Dataset records on visual material —
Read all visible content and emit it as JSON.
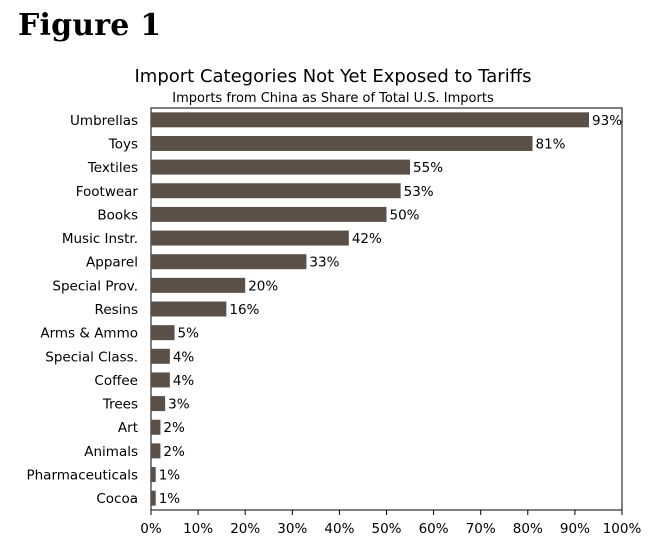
{
  "figure_label": "Figure 1",
  "chart_data": {
    "type": "bar",
    "orientation": "horizontal",
    "title": "Import Categories Not Yet Exposed to Tariffs",
    "subtitle": "Imports from China as Share of Total U.S. Imports",
    "xlabel": "",
    "ylabel": "",
    "xlim": [
      0,
      100
    ],
    "x_ticks": [
      0,
      10,
      20,
      30,
      40,
      50,
      60,
      70,
      80,
      90,
      100
    ],
    "x_tick_suffix": "%",
    "categories": [
      "Umbrellas",
      "Toys",
      "Textiles",
      "Footwear",
      "Books",
      "Music Instr.",
      "Apparel",
      "Special Prov.",
      "Resins",
      "Arms & Ammo",
      "Special Class.",
      "Coffee",
      "Trees",
      "Art",
      "Animals",
      "Pharmaceuticals",
      "Cocoa"
    ],
    "values": [
      93,
      81,
      55,
      53,
      50,
      42,
      33,
      20,
      16,
      5,
      4,
      4,
      3,
      2,
      2,
      1,
      1
    ],
    "data_labels": [
      "93%",
      "81%",
      "55%",
      "53%",
      "50%",
      "42%",
      "33%",
      "20%",
      "16%",
      "5%",
      "4%",
      "4%",
      "3%",
      "2%",
      "2%",
      "1%",
      "1%"
    ],
    "bar_color": "#5b5048",
    "grid": false,
    "legend": "none"
  }
}
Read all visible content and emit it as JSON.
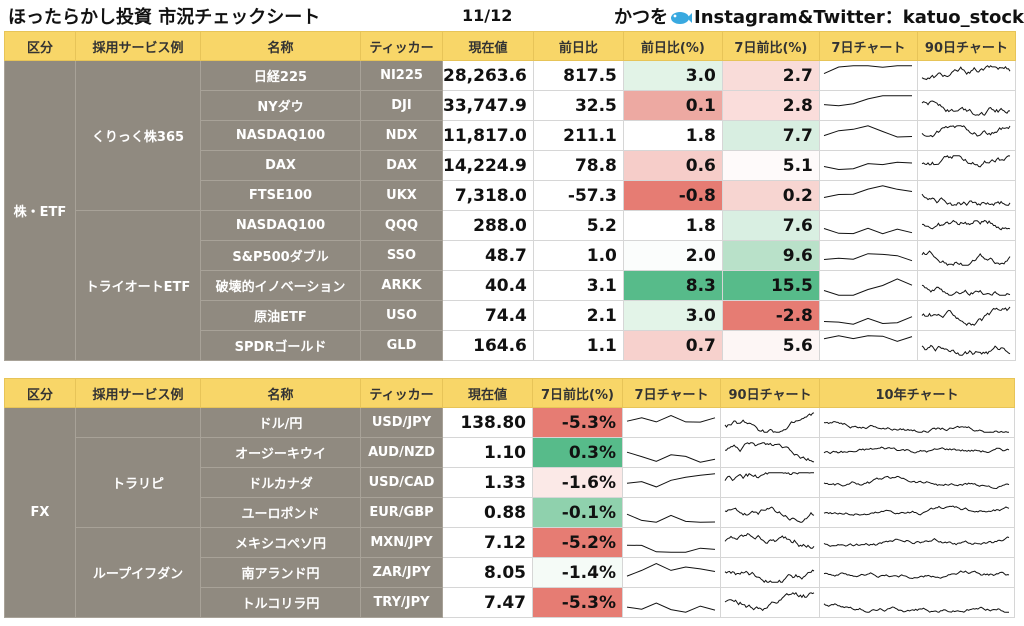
{
  "header": {
    "title": "ほったらかし投資 市況チェックシート",
    "date": "11/12",
    "credit_prefix": "かつを",
    "credit_suffix": "Instagram&Twitter：katuo_stock"
  },
  "stocks": {
    "headers": [
      "区分",
      "採用サービス例",
      "名称",
      "ティッカー",
      "現在値",
      "前日比",
      "前日比(%)",
      "7日前比(%)",
      "7日チャート",
      "90日チャート"
    ],
    "category": "株・ETF",
    "groups": [
      {
        "service": "くりっく株365",
        "rows": [
          0,
          1,
          2,
          3,
          4
        ]
      },
      {
        "service": "トライオートETF",
        "rows": [
          5,
          6,
          7,
          8,
          9
        ]
      }
    ],
    "rows": [
      {
        "name": "日経225",
        "ticker": "NI225",
        "price": "28,263.6",
        "chg": "817.5",
        "chg_pct": "3.0",
        "w_pct": "2.7"
      },
      {
        "name": "NYダウ",
        "ticker": "DJI",
        "price": "33,747.9",
        "chg": "32.5",
        "chg_pct": "0.1",
        "w_pct": "2.8"
      },
      {
        "name": "NASDAQ100",
        "ticker": "NDX",
        "price": "11,817.0",
        "chg": "211.1",
        "chg_pct": "1.8",
        "w_pct": "7.7"
      },
      {
        "name": "DAX",
        "ticker": "DAX",
        "price": "14,224.9",
        "chg": "78.8",
        "chg_pct": "0.6",
        "w_pct": "5.1"
      },
      {
        "name": "FTSE100",
        "ticker": "UKX",
        "price": "7,318.0",
        "chg": "-57.3",
        "chg_pct": "-0.8",
        "w_pct": "0.2"
      },
      {
        "name": "NASDAQ100",
        "ticker": "QQQ",
        "price": "288.0",
        "chg": "5.2",
        "chg_pct": "1.8",
        "w_pct": "7.6"
      },
      {
        "name": "S&P500ダブル",
        "ticker": "SSO",
        "price": "48.7",
        "chg": "1.0",
        "chg_pct": "2.0",
        "w_pct": "9.6"
      },
      {
        "name": "破壊的イノベーション",
        "ticker": "ARKK",
        "price": "40.4",
        "chg": "3.1",
        "chg_pct": "8.3",
        "w_pct": "15.5"
      },
      {
        "name": "原油ETF",
        "ticker": "USO",
        "price": "74.4",
        "chg": "2.1",
        "chg_pct": "3.0",
        "w_pct": "-2.8"
      },
      {
        "name": "SPDRゴールド",
        "ticker": "GLD",
        "price": "164.6",
        "chg": "1.1",
        "chg_pct": "0.7",
        "w_pct": "5.6"
      }
    ],
    "colors": {
      "chg_pct": [
        "#e2f3e7",
        "#eda9a2",
        "#ffffff",
        "#f6cdc9",
        "#e67c73",
        "#ffffff",
        "#fbfdfc",
        "#57bb8a",
        "#e3f4e8",
        "#f7d1cd"
      ],
      "w_pct": [
        "#f9dcd9",
        "#fadddb",
        "#d8eee1",
        "#fefafa",
        "#f7d5d1",
        "#d9efe2",
        "#b9e1c9",
        "#57bb8a",
        "#e67c73",
        "#fdf6f5"
      ]
    }
  },
  "fx": {
    "headers": [
      "区分",
      "採用サービス例",
      "名称",
      "ティッカー",
      "現在値",
      "7日前比(%)",
      "7日チャート",
      "90日チャート",
      "10年チャート"
    ],
    "category": "FX",
    "groups": [
      {
        "service": "",
        "rows": [
          0
        ]
      },
      {
        "service": "トラリピ",
        "rows": [
          1,
          2,
          3
        ]
      },
      {
        "service": "ループイフダン",
        "rows": [
          4,
          5,
          6
        ]
      }
    ],
    "rows": [
      {
        "name": "ドル/円",
        "ticker": "USD/JPY",
        "price": "138.80",
        "w_pct": "-5.3%"
      },
      {
        "name": "オージーキウイ",
        "ticker": "AUD/NZD",
        "price": "1.10",
        "w_pct": "0.3%"
      },
      {
        "name": "ドルカナダ",
        "ticker": "USD/CAD",
        "price": "1.33",
        "w_pct": "-1.6%"
      },
      {
        "name": "ユーロポンド",
        "ticker": "EUR/GBP",
        "price": "0.88",
        "w_pct": "-0.1%"
      },
      {
        "name": "メキシコペソ円",
        "ticker": "MXN/JPY",
        "price": "7.12",
        "w_pct": "-5.2%"
      },
      {
        "name": "南アランド円",
        "ticker": "ZAR/JPY",
        "price": "8.05",
        "w_pct": "-1.4%"
      },
      {
        "name": "トルコリラ円",
        "ticker": "TRY/JPY",
        "price": "7.47",
        "w_pct": "-5.3%"
      }
    ],
    "colors": {
      "w_pct": [
        "#e67c73",
        "#57bb8a",
        "#fbe9e7",
        "#8fd1ad",
        "#e67c73",
        "#f5fbf7",
        "#e67c73"
      ]
    }
  }
}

Written problem — Say how many lines have the string "service" in them, offering no words beyond the number.

Task output — 5